GIVEN TASK 1: In the listing below, reproduce the lines starting with the line containing "Text: 4: 4 (690, 384, 701, 399)" and continuing through the line containing "Text: 2: 2 (870, 184, 881, 199)", substituting "Label" for "Text" and leaving everything else unchanged.

PASSAGE PROVIDED:
________________________

A few things to note. First, the janitor goroutine: without it the map grows forever as new IPs keep showing up.

Second, r.RemoteAddr is host:port, so if you use it as the map key directly, the same client on a different ephemeral port gets a fresh bucket — which is not what you want. net.SplitHostPort fixes that.

Third, in any real deployment behind a load balancer or CDN, even the host portion of RemoteAddr is your proxy's IP — you need to extract the client IP from X-Forwarded-For or X-Real-IP (and verify the proxy is trusted, or you have just made spoofing trivial).

Wait-style: throttling outbound calls

When you are the client hitting some upstream API with a 100 req/sec ceiling, you want to slow down, not error out.

Wait is the right tool here.

func fetchAll(ctx context.Context, urls []string) {
    // ~100/sec, burst of 1 (no headroom beyond the steady rate)
    limiter := rate.NewLimiter(rate.Every(10*time.Millisecond), 1)

    var wg sync.WaitGroup
    for _, u := range urls {
        if err := limiter.Wait(ctx); err != nil {
            break // context cancelled
        }
        wg.Add(1)
        go func(u string) {
            defer wg.Done()
            fetch(u)
        }(u)
    }
    wg.Wait()
}

Two things worth flagging in this snippet.

First, burst of 1 means a single token sits in the bucket, so the first call returns immediately and the rest are spaced ~10ms apart.

A burst of 0 would reject everything and Wait would block forever — 1 is the minimum useful value when you want "no real burst headroom."

Second, the Wait has to happen before the goroutine spawns, not inside it. If you put it inside, you launch a thousand goroutines in a microsecond and they all race through Wait together — you have throttled goroutine starts, but the actual HTTP calls all fire as soon as their tokens come in, which is not the same as throttling the calls.

Doing the wait in the calling loop and then spawning is what gives you actual rate-limited outbound traffic.

rate.Every(d) is a small helper that converts a desired interval into a rate.Limit. rate.Every(10*time.Millisecond) is the same as rate.Limit(100) but reads more naturally when you are thinking in terms of "one request every N milliseconds."

2. Leaky bucket with `go.uber.org/ratelimit`

Token bucket allows bursts.

________________________

MATERIALS PROVIDED:
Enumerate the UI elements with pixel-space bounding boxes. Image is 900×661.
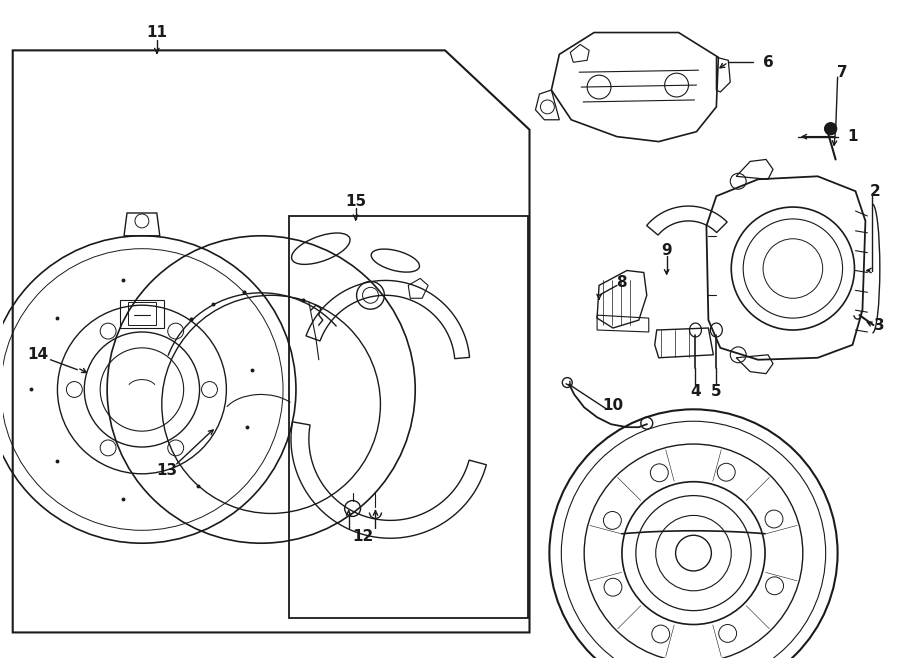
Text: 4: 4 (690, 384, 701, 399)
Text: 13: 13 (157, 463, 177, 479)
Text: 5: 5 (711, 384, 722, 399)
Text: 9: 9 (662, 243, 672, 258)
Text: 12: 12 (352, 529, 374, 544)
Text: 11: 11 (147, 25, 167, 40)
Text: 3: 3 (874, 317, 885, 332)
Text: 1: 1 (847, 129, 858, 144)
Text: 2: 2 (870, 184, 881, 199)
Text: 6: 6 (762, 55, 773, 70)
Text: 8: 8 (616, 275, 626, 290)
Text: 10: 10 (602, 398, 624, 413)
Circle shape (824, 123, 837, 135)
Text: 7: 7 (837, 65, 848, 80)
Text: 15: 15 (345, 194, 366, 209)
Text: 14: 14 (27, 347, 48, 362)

________________________

GIVEN TASK 2: According to the passage on Go rate limiting, what does rate.Every(d) convert a desired interval into?

WRITTEN SOLUTION 1:
Label: 4: 4 (690, 384, 701, 399)
Label: 13: 13 (157, 463, 177, 479)
Label: 5: 5 (711, 384, 722, 399)
Label: 9: 9 (662, 243, 672, 258)
Label: 12: 12 (352, 529, 374, 544)
Label: 11: 11 (147, 25, 167, 40)
Label: 3: 3 (874, 317, 885, 332)
Label: 1: 1 (847, 129, 858, 144)
Label: 2: 2 (870, 184, 881, 199)

WRITTEN SOLUTION 2: A rate.Limit.